## What you will do
Lines containing the word "model" should be extracted in full.

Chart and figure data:
--- BEGIN ---

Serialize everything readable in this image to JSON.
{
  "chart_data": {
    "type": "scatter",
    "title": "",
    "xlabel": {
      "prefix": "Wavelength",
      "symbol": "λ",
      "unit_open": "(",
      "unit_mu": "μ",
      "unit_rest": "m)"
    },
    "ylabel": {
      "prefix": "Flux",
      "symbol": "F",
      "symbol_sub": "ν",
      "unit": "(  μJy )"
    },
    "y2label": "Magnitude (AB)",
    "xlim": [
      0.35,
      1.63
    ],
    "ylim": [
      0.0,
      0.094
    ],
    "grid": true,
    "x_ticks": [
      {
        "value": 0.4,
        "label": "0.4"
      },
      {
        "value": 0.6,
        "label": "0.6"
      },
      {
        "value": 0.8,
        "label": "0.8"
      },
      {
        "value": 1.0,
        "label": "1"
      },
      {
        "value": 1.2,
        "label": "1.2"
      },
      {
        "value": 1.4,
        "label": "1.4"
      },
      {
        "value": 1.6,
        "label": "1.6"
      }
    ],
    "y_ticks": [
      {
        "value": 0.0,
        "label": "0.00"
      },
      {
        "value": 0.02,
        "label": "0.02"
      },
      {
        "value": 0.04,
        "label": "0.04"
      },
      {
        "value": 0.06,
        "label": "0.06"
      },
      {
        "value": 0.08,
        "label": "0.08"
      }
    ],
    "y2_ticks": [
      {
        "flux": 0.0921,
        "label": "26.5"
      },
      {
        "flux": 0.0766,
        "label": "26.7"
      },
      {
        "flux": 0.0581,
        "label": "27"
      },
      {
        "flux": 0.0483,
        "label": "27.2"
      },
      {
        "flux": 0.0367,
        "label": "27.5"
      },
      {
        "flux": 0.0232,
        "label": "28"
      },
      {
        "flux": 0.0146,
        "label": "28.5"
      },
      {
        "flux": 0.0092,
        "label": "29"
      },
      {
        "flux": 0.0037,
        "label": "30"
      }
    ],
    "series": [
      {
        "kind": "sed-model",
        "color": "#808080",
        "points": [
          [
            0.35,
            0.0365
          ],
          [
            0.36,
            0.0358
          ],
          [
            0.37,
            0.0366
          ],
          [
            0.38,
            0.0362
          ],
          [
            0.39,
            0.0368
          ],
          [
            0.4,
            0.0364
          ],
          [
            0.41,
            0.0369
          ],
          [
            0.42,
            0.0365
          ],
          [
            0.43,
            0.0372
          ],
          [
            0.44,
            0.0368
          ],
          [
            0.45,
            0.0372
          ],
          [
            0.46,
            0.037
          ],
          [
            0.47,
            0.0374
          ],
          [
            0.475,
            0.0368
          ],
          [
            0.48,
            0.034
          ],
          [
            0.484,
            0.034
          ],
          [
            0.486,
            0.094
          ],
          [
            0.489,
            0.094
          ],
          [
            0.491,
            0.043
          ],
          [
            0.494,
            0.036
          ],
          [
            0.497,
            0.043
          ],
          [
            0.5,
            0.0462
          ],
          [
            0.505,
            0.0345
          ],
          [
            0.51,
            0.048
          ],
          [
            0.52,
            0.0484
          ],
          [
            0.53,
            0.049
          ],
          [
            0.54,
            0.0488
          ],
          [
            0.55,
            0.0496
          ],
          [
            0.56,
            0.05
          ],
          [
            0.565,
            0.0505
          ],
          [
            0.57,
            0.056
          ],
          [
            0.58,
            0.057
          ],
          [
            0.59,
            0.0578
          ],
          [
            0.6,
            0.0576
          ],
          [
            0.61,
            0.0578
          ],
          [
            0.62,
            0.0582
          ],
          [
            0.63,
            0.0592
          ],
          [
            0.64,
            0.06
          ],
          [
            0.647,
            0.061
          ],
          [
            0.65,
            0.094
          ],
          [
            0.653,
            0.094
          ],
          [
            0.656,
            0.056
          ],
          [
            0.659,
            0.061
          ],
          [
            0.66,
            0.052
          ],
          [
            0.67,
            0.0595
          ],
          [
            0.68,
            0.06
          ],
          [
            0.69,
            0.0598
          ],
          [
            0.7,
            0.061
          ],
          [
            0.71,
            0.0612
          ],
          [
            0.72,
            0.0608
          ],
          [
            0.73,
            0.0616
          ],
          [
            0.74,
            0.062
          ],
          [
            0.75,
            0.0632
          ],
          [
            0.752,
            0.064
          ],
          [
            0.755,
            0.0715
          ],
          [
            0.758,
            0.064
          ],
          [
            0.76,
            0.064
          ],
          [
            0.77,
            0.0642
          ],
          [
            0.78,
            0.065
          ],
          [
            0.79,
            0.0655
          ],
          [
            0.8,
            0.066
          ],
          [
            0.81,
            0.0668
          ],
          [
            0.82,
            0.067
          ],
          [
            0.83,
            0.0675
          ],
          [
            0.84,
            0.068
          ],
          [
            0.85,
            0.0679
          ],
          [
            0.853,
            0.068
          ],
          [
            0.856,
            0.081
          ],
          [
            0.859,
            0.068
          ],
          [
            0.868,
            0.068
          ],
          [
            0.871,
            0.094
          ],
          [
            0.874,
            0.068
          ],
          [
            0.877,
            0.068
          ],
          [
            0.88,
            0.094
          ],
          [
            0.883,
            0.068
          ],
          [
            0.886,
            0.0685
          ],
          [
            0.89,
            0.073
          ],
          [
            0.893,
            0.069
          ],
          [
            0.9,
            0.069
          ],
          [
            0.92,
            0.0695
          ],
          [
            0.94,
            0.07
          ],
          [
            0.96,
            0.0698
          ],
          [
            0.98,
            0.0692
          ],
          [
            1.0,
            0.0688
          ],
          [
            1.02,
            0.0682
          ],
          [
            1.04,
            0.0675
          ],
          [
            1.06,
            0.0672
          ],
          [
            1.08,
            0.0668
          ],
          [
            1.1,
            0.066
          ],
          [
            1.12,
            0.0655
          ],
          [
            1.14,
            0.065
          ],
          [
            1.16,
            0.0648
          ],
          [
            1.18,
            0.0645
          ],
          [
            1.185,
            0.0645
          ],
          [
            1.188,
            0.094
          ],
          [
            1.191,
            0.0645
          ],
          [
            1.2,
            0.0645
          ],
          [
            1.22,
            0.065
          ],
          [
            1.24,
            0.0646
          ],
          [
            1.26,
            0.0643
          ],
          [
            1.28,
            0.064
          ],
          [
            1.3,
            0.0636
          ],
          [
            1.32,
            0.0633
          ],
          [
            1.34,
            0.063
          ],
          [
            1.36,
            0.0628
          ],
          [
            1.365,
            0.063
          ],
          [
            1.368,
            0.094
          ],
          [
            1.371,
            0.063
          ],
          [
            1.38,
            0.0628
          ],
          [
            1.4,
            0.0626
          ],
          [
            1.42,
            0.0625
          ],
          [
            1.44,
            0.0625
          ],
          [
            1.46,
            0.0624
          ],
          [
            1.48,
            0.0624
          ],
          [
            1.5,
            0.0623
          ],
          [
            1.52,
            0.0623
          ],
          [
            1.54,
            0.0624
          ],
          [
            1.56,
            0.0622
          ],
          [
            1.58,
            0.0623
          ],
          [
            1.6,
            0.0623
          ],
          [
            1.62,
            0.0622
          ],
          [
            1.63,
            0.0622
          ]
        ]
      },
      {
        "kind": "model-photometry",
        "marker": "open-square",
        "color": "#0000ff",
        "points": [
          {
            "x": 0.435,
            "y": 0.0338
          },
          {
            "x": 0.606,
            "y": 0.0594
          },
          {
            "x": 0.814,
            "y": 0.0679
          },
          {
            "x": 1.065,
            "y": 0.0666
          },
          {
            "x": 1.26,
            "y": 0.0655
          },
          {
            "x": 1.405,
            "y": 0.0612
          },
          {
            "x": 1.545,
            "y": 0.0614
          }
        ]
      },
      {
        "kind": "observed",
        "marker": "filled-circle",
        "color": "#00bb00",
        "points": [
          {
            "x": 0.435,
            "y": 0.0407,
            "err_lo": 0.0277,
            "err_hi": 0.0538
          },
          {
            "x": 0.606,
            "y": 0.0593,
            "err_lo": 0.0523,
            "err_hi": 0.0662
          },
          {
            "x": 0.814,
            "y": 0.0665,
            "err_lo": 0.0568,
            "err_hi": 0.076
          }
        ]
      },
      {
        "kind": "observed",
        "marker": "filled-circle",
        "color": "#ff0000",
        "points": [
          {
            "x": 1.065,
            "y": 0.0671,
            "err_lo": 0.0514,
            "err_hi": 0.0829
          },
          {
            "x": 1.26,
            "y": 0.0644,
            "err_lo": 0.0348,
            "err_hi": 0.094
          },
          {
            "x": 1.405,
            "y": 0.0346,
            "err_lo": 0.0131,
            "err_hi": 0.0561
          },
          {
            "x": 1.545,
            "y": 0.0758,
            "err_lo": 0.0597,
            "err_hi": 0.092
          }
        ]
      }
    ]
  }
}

--- END ---

## Response below
        "kind": "sed-model",
        "kind": "model-photometry",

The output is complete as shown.